[Begin Data shown]
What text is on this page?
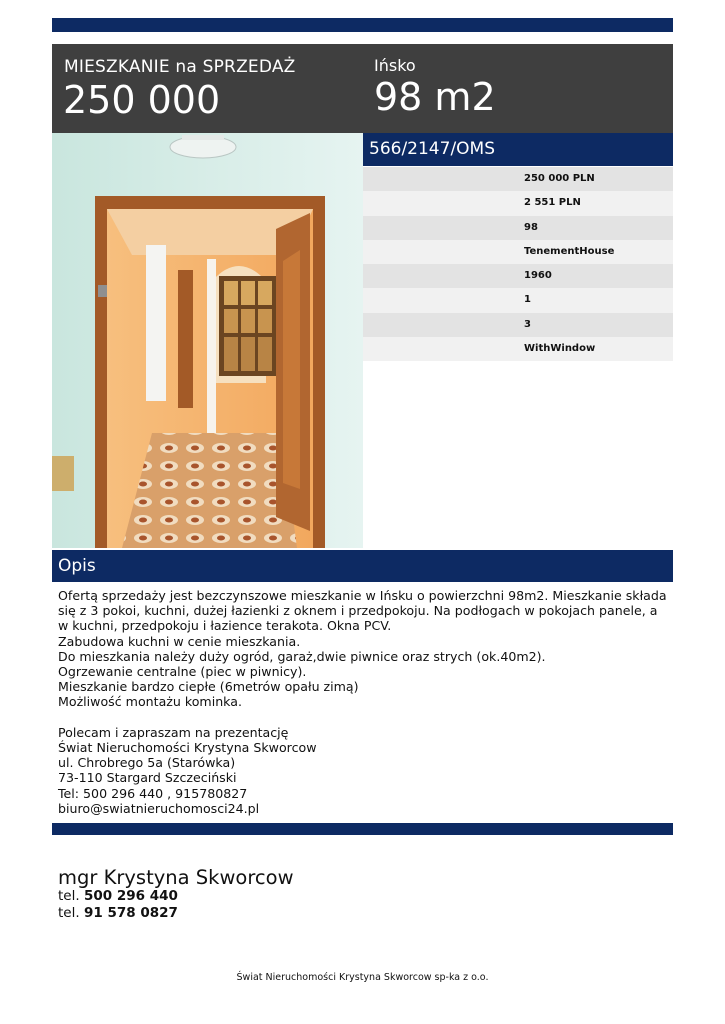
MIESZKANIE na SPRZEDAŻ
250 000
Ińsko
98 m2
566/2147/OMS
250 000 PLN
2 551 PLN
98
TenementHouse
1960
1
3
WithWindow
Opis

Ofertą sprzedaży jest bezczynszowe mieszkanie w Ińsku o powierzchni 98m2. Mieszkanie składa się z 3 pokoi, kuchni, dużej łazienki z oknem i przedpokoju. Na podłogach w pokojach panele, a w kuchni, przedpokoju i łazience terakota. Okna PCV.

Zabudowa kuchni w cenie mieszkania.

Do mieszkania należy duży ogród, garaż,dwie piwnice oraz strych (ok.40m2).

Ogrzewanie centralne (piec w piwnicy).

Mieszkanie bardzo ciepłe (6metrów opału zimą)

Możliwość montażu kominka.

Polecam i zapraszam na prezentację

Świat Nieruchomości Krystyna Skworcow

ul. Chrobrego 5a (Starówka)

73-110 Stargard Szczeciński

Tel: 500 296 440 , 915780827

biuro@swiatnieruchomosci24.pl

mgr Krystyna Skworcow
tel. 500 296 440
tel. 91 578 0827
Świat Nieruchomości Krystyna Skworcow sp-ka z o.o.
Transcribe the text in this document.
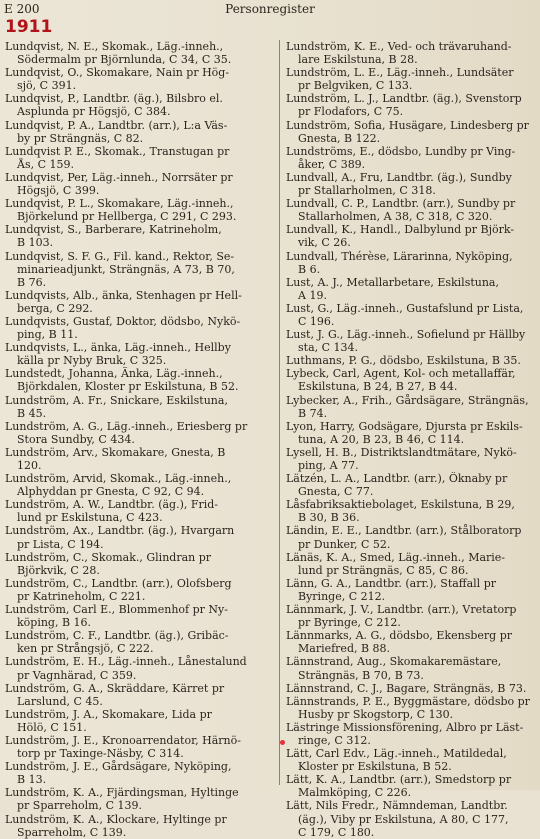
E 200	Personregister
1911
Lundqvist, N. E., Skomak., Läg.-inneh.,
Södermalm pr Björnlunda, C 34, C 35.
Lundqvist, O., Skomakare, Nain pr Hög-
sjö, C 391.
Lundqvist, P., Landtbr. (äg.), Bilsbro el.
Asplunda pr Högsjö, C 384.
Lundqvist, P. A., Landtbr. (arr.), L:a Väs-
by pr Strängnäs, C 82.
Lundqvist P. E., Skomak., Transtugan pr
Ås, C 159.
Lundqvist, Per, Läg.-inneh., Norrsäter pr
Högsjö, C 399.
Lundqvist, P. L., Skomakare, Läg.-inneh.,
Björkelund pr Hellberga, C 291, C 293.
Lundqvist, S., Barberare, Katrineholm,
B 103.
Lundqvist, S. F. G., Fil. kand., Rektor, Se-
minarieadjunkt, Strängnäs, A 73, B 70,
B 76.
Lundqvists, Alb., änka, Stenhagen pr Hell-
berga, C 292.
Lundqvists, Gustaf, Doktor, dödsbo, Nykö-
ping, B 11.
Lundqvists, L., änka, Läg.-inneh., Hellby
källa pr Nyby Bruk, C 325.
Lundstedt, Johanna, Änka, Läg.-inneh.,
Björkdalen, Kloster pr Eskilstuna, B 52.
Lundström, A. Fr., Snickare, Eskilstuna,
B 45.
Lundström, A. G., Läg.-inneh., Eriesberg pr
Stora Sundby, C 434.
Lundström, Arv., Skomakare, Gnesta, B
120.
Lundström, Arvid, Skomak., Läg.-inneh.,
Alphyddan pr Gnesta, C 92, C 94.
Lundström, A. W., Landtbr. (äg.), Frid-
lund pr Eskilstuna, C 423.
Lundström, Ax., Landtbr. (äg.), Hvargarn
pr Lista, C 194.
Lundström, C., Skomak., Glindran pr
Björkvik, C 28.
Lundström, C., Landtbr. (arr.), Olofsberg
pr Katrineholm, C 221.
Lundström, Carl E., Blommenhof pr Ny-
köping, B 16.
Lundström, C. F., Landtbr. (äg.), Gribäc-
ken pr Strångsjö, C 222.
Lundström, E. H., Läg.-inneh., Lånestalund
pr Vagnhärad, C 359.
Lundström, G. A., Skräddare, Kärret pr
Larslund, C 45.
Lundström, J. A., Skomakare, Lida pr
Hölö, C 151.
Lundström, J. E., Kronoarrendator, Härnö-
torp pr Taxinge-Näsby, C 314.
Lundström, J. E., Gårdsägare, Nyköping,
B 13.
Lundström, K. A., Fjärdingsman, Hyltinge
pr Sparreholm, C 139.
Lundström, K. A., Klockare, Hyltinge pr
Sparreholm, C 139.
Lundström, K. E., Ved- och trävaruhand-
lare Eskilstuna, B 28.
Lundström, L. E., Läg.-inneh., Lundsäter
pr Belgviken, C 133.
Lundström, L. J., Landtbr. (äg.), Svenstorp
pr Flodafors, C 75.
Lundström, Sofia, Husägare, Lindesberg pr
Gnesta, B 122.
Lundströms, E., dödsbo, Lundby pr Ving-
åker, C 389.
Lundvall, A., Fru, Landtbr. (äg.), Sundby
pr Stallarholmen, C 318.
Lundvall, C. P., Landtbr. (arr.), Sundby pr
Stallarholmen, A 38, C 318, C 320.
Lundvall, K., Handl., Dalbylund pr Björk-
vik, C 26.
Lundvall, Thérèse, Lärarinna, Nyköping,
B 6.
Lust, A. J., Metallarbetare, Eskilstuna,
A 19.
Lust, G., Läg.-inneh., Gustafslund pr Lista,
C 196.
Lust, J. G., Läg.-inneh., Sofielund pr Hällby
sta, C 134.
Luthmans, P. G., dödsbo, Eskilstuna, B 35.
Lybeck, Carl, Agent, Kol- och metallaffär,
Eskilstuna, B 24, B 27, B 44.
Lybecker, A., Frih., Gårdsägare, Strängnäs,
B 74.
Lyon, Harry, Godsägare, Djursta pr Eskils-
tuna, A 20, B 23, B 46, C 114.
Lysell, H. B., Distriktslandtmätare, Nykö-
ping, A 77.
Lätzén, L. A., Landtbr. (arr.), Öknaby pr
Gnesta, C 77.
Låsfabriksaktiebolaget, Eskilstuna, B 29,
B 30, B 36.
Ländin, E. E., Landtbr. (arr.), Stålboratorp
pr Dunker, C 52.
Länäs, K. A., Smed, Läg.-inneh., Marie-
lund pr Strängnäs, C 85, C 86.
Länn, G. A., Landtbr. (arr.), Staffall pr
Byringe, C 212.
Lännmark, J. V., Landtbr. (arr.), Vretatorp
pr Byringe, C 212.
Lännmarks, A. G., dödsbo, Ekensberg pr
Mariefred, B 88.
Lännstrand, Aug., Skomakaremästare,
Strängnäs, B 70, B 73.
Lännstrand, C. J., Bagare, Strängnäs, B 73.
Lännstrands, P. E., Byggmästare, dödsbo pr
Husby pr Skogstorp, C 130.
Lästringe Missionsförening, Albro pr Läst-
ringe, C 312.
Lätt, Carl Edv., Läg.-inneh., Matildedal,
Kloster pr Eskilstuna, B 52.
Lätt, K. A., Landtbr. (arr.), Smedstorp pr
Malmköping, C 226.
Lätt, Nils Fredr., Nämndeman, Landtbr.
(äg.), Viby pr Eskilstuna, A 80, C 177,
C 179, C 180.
[End Data shown]
:: Work to be completed ::
Without the pictures, retype the whole of the material above exactly.

:: Task response ::
What text is on this page?
MIESZKANIE na SPRZEDAŻ
250 000
Ińsko
98 m2
566/2147/OMS
250 000 PLN
2 551 PLN
98
TenementHouse
1960
1
3
WithWindow
Opis

Ofertą sprzedaży jest bezczynszowe mieszkanie w Ińsku o powierzchni 98m2. Mieszkanie składa się z 3 pokoi, kuchni, dużej łazienki z oknem i przedpokoju. Na podłogach w pokojach panele, a w kuchni, przedpokoju i łazience terakota. Okna PCV.

Zabudowa kuchni w cenie mieszkania.

Do mieszkania należy duży ogród, garaż,dwie piwnice oraz strych (ok.40m2).

Ogrzewanie centralne (piec w piwnicy).

Mieszkanie bardzo ciepłe (6metrów opału zimą)

Możliwość montażu kominka.

Polecam i zapraszam na prezentację

Świat Nieruchomości Krystyna Skworcow

ul. Chrobrego 5a (Starówka)

73-110 Stargard Szczeciński

Tel: 500 296 440 , 915780827

biuro@swiatnieruchomosci24.pl

mgr Krystyna Skworcow
tel. 500 296 440
tel. 91 578 0827
Świat Nieruchomości Krystyna Skworcow sp-ka z o.o.
Transcribe the text in this document.
E 200	Personregister
1911
Lundqvist, N. E., Skomak., Läg.-inneh.,
Södermalm pr Björnlunda, C 34, C 35.
Lundqvist, O., Skomakare, Nain pr Hög-
sjö, C 391.
Lundqvist, P., Landtbr. (äg.), Bilsbro el.
Asplunda pr Högsjö, C 384.
Lundqvist, P. A., Landtbr. (arr.), L:a Väs-
by pr Strängnäs, C 82.
Lundqvist P. E., Skomak., Transtugan pr
Ås, C 159.
Lundqvist, Per, Läg.-inneh., Norrsäter pr
Högsjö, C 399.
Lundqvist, P. L., Skomakare, Läg.-inneh.,
Björkelund pr Hellberga, C 291, C 293.
Lundqvist, S., Barberare, Katrineholm,
B 103.
Lundqvist, S. F. G., Fil. kand., Rektor, Se-
minarieadjunkt, Strängnäs, A 73, B 70,
B 76.
Lundqvists, Alb., änka, Stenhagen pr Hell-
berga, C 292.
Lundqvists, Gustaf, Doktor, dödsbo, Nykö-
ping, B 11.
Lundqvists, L., änka, Läg.-inneh., Hellby
källa pr Nyby Bruk, C 325.
Lundstedt, Johanna, Änka, Läg.-inneh.,
Björkdalen, Kloster pr Eskilstuna, B 52.
Lundström, A. Fr., Snickare, Eskilstuna,
B 45.
Lundström, A. G., Läg.-inneh., Eriesberg pr
Stora Sundby, C 434.
Lundström, Arv., Skomakare, Gnesta, B
120.
Lundström, Arvid, Skomak., Läg.-inneh.,
Alphyddan pr Gnesta, C 92, C 94.
Lundström, A. W., Landtbr. (äg.), Frid-
lund pr Eskilstuna, C 423.
Lundström, Ax., Landtbr. (äg.), Hvargarn
pr Lista, C 194.
Lundström, C., Skomak., Glindran pr
Björkvik, C 28.
Lundström, C., Landtbr. (arr.), Olofsberg
pr Katrineholm, C 221.
Lundström, Carl E., Blommenhof pr Ny-
köping, B 16.
Lundström, C. F., Landtbr. (äg.), Gribäc-
ken pr Strångsjö, C 222.
Lundström, E. H., Läg.-inneh., Lånestalund
pr Vagnhärad, C 359.
Lundström, G. A., Skräddare, Kärret pr
Larslund, C 45.
Lundström, J. A., Skomakare, Lida pr
Hölö, C 151.
Lundström, J. E., Kronoarrendator, Härnö-
torp pr Taxinge-Näsby, C 314.
Lundström, J. E., Gårdsägare, Nyköping,
B 13.
Lundström, K. A., Fjärdingsman, Hyltinge
pr Sparreholm, C 139.
Lundström, K. A., Klockare, Hyltinge pr
Sparreholm, C 139.
Lundström, K. E., Ved- och trävaruhand-
lare Eskilstuna, B 28.
Lundström, L. E., Läg.-inneh., Lundsäter
pr Belgviken, C 133.
Lundström, L. J., Landtbr. (äg.), Svenstorp
pr Flodafors, C 75.
Lundström, Sofia, Husägare, Lindesberg pr
Gnesta, B 122.
Lundströms, E., dödsbo, Lundby pr Ving-
åker, C 389.
Lundvall, A., Fru, Landtbr. (äg.), Sundby
pr Stallarholmen, C 318.
Lundvall, C. P., Landtbr. (arr.), Sundby pr
Stallarholmen, A 38, C 318, C 320.
Lundvall, K., Handl., Dalbylund pr Björk-
vik, C 26.
Lundvall, Thérèse, Lärarinna, Nyköping,
B 6.
Lust, A. J., Metallarbetare, Eskilstuna,
A 19.
Lust, G., Läg.-inneh., Gustafslund pr Lista,
C 196.
Lust, J. G., Läg.-inneh., Sofielund pr Hällby
sta, C 134.
Luthmans, P. G., dödsbo, Eskilstuna, B 35.
Lybeck, Carl, Agent, Kol- och metallaffär,
Eskilstuna, B 24, B 27, B 44.
Lybecker, A., Frih., Gårdsägare, Strängnäs,
B 74.
Lyon, Harry, Godsägare, Djursta pr Eskils-
tuna, A 20, B 23, B 46, C 114.
Lysell, H. B., Distriktslandtmätare, Nykö-
ping, A 77.
Lätzén, L. A., Landtbr. (arr.), Öknaby pr
Gnesta, C 77.
Låsfabriksaktiebolaget, Eskilstuna, B 29,
B 30, B 36.
Ländin, E. E., Landtbr. (arr.), Stålboratorp
pr Dunker, C 52.
Länäs, K. A., Smed, Läg.-inneh., Marie-
lund pr Strängnäs, C 85, C 86.
Länn, G. A., Landtbr. (arr.), Staffall pr
Byringe, C 212.
Lännmark, J. V., Landtbr. (arr.), Vretatorp
pr Byringe, C 212.
Lännmarks, A. G., dödsbo, Ekensberg pr
Mariefred, B 88.
Lännstrand, Aug., Skomakaremästare,
Strängnäs, B 70, B 73.
Lännstrand, C. J., Bagare, Strängnäs, B 73.
Lännstrands, P. E., Byggmästare, dödsbo pr
Husby pr Skogstorp, C 130.
Lästringe Missionsförening, Albro pr Läst-
ringe, C 312.
Lätt, Carl Edv., Läg.-inneh., Matildedal,
Kloster pr Eskilstuna, B 52.
Lätt, K. A., Landtbr. (arr.), Smedstorp pr
Malmköping, C 226.
Lätt, Nils Fredr., Nämndeman, Landtbr.
(äg.), Viby pr Eskilstuna, A 80, C 177,
C 179, C 180.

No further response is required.